**Exercise requirements**
Pictures should be excluded; otherwise, copy every entry exactly.

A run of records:
* * * *

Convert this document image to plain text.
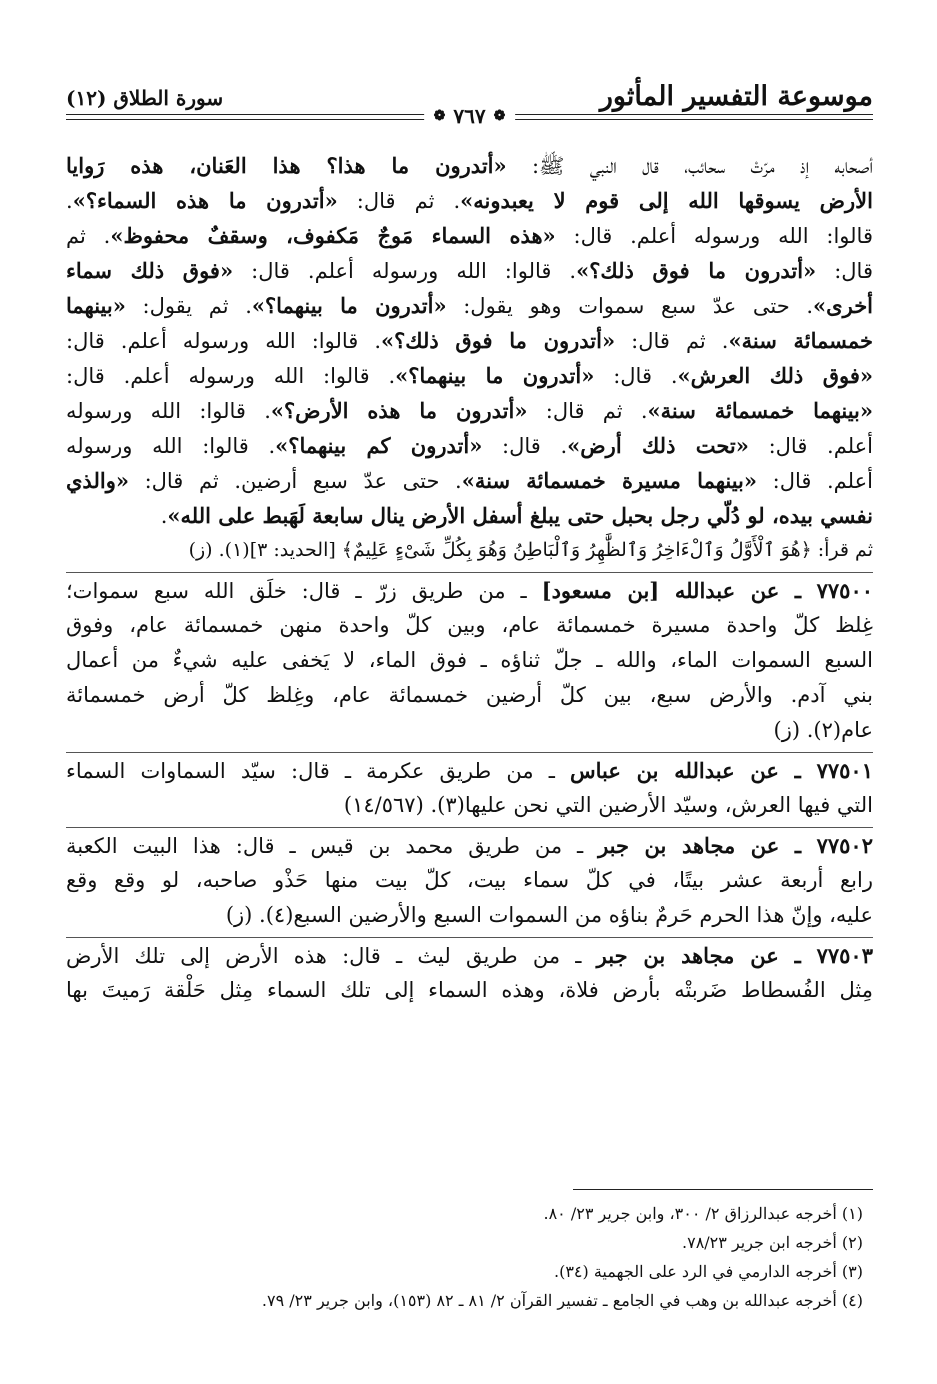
موسوعة التفسير المأثور
سورة الطلاق (١٢)
❁
٧٦٧
❁
أصحابه إذ مرّتْ سحائب، قال النبي ﷺ: «أتدرون ما هذا؟ هذا العَنان، هذه رَوايا
الأرض يسوقها الله إلى قوم لا يعبدونه». ثم قال: «أتدرون ما هذه السماء؟».
قالوا: الله ورسوله أعلم. قال: «هذه السماء مَوجٌ مَكفوف، وسقفٌ محفوظ». ثم
قال: «أتدرون ما فوق ذلك؟». قالوا: الله ورسوله أعلم. قال: «فوق ذلك سماء
أخرى». حتى عدّ سبع سموات وهو يقول: «أتدرون ما بينهما؟». ثم يقول: «بينهما
خمسمائة سنة». ثم قال: «أتدرون ما فوق ذلك؟». قالوا: الله ورسوله أعلم. قال:
«فوق ذلك العرش». قال: «أتدرون ما بينهما؟». قالوا: الله ورسوله أعلم. قال:
«بينهما خمسمائة سنة». ثم قال: «أتدرون ما هذه الأرض؟». قالوا: الله ورسوله
أعلم. قال: «تحت ذلك أرض». قال: «أتدرون كم بينهما؟». قالوا: الله ورسوله
أعلم. قال: «بينهما مسيرة خمسمائة سنة». حتى عدّ سبع أرضين. ثم قال: «والذي
نفسي بيده، لو دُلّي رجل بحبل حتى يبلغ أسفل الأرض ينال سابعة لَهَبط على الله».
ثم قرأ: ﴿هُوَ ٱلْأَوَّلُ وَٱلْءَاخِرُ وَٱلظَّٰهِرُ وَٱلْبَاطِنُ وَهُوَ بِكُلِّ شَىْءٍ عَلِيمٌ﴾ [الحديد: ٣](١). (ز)
٧٧٥٠٠ ـ عن عبدالله [بن مسعود] ـ من طريق زرّ ـ قال: خلَق الله سبع سموات؛
غِلظ كلّ واحدة مسيرة خمسمائة عام، وبين كلّ واحدة منهن خمسمائة عام، وفوق
السبع السموات الماء، والله ـ جلّ ثناؤه ـ فوق الماء، لا يَخفى عليه شيءٌ من أعمال
بني آدم. والأرض سبع، بين كلّ أرضين خمسمائة عام، وغِلظ كلّ أرض خمسمائة
عام(٢). (ز)
٧٧٥٠١ ـ عن عبدالله بن عباس ـ من طريق عكرمة ـ قال: سيّد السماوات السماء
التي فيها العرش، وسيّد الأرضين التي نحن عليها(٣). (١٤/٥٦٧)
٧٧٥٠٢ ـ عن مجاهد بن جبر ـ من طريق محمد بن قيس ـ قال: هذا البيت الكعبة
رابع أربعة عشر بيتًا، في كلّ سماء بيت، كلّ بيت منها حَذْو صاحبه، لو وقع وقع
عليه، وإنّ هذا الحرم حَرمٌ بناؤه من السموات السبع والأرضين السبع(٤). (ز)
٧٧٥٠٣ ـ عن مجاهد بن جبر ـ من طريق ليث ـ قال: هذه الأرض إلى تلك الأرض
مِثل الفُسطاط ضَربتْه بأرض فلاة، وهذه السماء إلى تلك السماء مِثل حَلْقة رَميتَ بها
(١) أخرجه عبدالرزاق ٢/ ٣٠٠، وابن جرير ٢٣/ ٨٠.
(٢) أخرجه ابن جرير ٧٨/٢٣.
(٣) أخرجه الدارمي في الرد على الجهمية (٣٤).
(٤) أخرجه عبدالله بن وهب في الجامع ـ تفسير القرآن ٢/ ٨١ ـ ٨٢ (١٥٣)، وابن جرير ٢٣/ ٧٩.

* * * *

**Worked solution**
Convert this document image to plain text.
موسوعة التفسير المأثور
سورة الطلاق (١٢)
❁
٧٦٧
❁
أصحابه إذ مرّتْ سحائب، قال النبي ﷺ: «أتدرون ما هذا؟ هذا العَنان، هذه رَوايا
الأرض يسوقها الله إلى قوم لا يعبدونه». ثم قال: «أتدرون ما هذه السماء؟».
قالوا: الله ورسوله أعلم. قال: «هذه السماء مَوجٌ مَكفوف، وسقفٌ محفوظ». ثم
قال: «أتدرون ما فوق ذلك؟». قالوا: الله ورسوله أعلم. قال: «فوق ذلك سماء
أخرى». حتى عدّ سبع سموات وهو يقول: «أتدرون ما بينهما؟». ثم يقول: «بينهما
خمسمائة سنة». ثم قال: «أتدرون ما فوق ذلك؟». قالوا: الله ورسوله أعلم. قال:
«فوق ذلك العرش». قال: «أتدرون ما بينهما؟». قالوا: الله ورسوله أعلم. قال:
«بينهما خمسمائة سنة». ثم قال: «أتدرون ما هذه الأرض؟». قالوا: الله ورسوله
أعلم. قال: «تحت ذلك أرض». قال: «أتدرون كم بينهما؟». قالوا: الله ورسوله
أعلم. قال: «بينهما مسيرة خمسمائة سنة». حتى عدّ سبع أرضين. ثم قال: «والذي
نفسي بيده، لو دُلّي رجل بحبل حتى يبلغ أسفل الأرض ينال سابعة لَهَبط على الله».
ثم قرأ: ﴿هُوَ ٱلْأَوَّلُ وَٱلْءَاخِرُ وَٱلظَّٰهِرُ وَٱلْبَاطِنُ وَهُوَ بِكُلِّ شَىْءٍ عَلِيمٌ﴾ [الحديد: ٣](١). (ز)
٧٧٥٠٠ ـ عن عبدالله [بن مسعود] ـ من طريق زرّ ـ قال: خلَق الله سبع سموات؛
غِلظ كلّ واحدة مسيرة خمسمائة عام، وبين كلّ واحدة منهن خمسمائة عام، وفوق
السبع السموات الماء، والله ـ جلّ ثناؤه ـ فوق الماء، لا يَخفى عليه شيءٌ من أعمال
بني آدم. والأرض سبع، بين كلّ أرضين خمسمائة عام، وغِلظ كلّ أرض خمسمائة
عام(٢). (ز)
٧٧٥٠١ ـ عن عبدالله بن عباس ـ من طريق عكرمة ـ قال: سيّد السماوات السماء
التي فيها العرش، وسيّد الأرضين التي نحن عليها(٣). (١٤/٥٦٧)
٧٧٥٠٢ ـ عن مجاهد بن جبر ـ من طريق محمد بن قيس ـ قال: هذا البيت الكعبة
رابع أربعة عشر بيتًا، في كلّ سماء بيت، كلّ بيت منها حَذْو صاحبه، لو وقع وقع
عليه، وإنّ هذا الحرم حَرمٌ بناؤه من السموات السبع والأرضين السبع(٤). (ز)
٧٧٥٠٣ ـ عن مجاهد بن جبر ـ من طريق ليث ـ قال: هذه الأرض إلى تلك الأرض
مِثل الفُسطاط ضَربتْه بأرض فلاة، وهذه السماء إلى تلك السماء مِثل حَلْقة رَميتَ بها
(١) أخرجه عبدالرزاق ٢/ ٣٠٠، وابن جرير ٢٣/ ٨٠.
(٢) أخرجه ابن جرير ٧٨/٢٣.
(٣) أخرجه الدارمي في الرد على الجهمية (٣٤).
(٤) أخرجه عبدالله بن وهب في الجامع ـ تفسير القرآن ٢/ ٨١ ـ ٨٢ (١٥٣)، وابن جرير ٢٣/ ٧٩.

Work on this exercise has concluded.